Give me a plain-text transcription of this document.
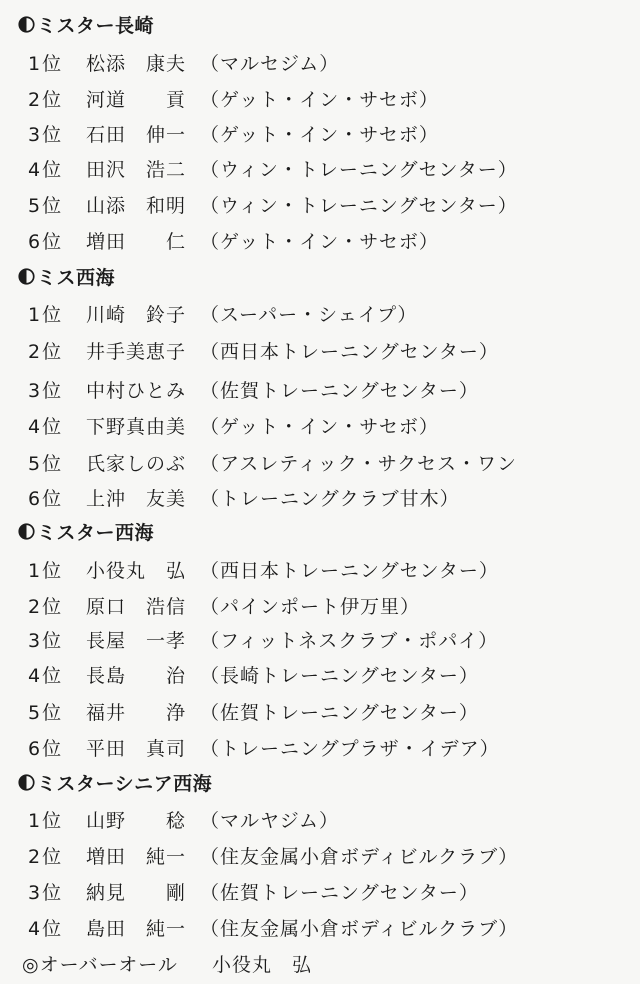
ミスター長崎
1位 松添　康夫 （マルセジム）
2位 河道　　貢 （ゲット・イン・サセボ）
3位 石田　伸一 （ゲット・イン・サセボ）
4位 田沢　浩二 （ウィン・トレーニングセンター）
5位 山添　和明 （ウィン・トレーニングセンター）
6位 増田　　仁 （ゲット・イン・サセボ）
ミス西海
1位 川崎　鈴子 （スーパー・シェイプ）
2位 井手美恵子 （西日本トレーニングセンター）
3位 中村ひとみ （佐賀トレーニングセンター）
4位 下野真由美 （ゲット・イン・サセボ）
5位 氏家しのぶ （アスレティック・サクセス・ワン
6位 上沖　友美 （トレーニングクラブ甘木）
ミスター西海
1位 小役丸　弘 （西日本トレーニングセンター）
2位 原口　浩信 （パインポート伊万里）
3位 長屋　一孝 （フィットネスクラブ・ポパイ）
4位 長島　　治 （長崎トレーニングセンター）
5位 福井　　浄 （佐賀トレーニングセンター）
6位 平田　真司 （トレーニングプラザ・イデア）
ミスターシニア西海
1位 山野　　稔 （マルヤジム）
2位 増田　純一 （住友金属小倉ボディビルクラブ）
3位 納見　　剛 （佐賀トレーニングセンター）
4位 島田　純一 （住友金属小倉ボディビルクラブ）
◎オーバーオール 小役丸　弘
•••
*TASK:* Output, exactly, all the records above; include no pictures.

*TASK ANSWER:*
Give me a plain-text transcription of this document.
ミスター長崎
1位 松添　康夫 （マルセジム）
2位 河道　　貢 （ゲット・イン・サセボ）
3位 石田　伸一 （ゲット・イン・サセボ）
4位 田沢　浩二 （ウィン・トレーニングセンター）
5位 山添　和明 （ウィン・トレーニングセンター）
6位 増田　　仁 （ゲット・イン・サセボ）
ミス西海
1位 川崎　鈴子 （スーパー・シェイプ）
2位 井手美恵子 （西日本トレーニングセンター）
3位 中村ひとみ （佐賀トレーニングセンター）
4位 下野真由美 （ゲット・イン・サセボ）
5位 氏家しのぶ （アスレティック・サクセス・ワン
6位 上沖　友美 （トレーニングクラブ甘木）
ミスター西海
1位 小役丸　弘 （西日本トレーニングセンター）
2位 原口　浩信 （パインポート伊万里）
3位 長屋　一孝 （フィットネスクラブ・ポパイ）
4位 長島　　治 （長崎トレーニングセンター）
5位 福井　　浄 （佐賀トレーニングセンター）
6位 平田　真司 （トレーニングプラザ・イデア）
ミスターシニア西海
1位 山野　　稔 （マルヤジム）
2位 増田　純一 （住友金属小倉ボディビルクラブ）
3位 納見　　剛 （佐賀トレーニングセンター）
4位 島田　純一 （住友金属小倉ボディビルクラブ）
◎オーバーオール 小役丸　弘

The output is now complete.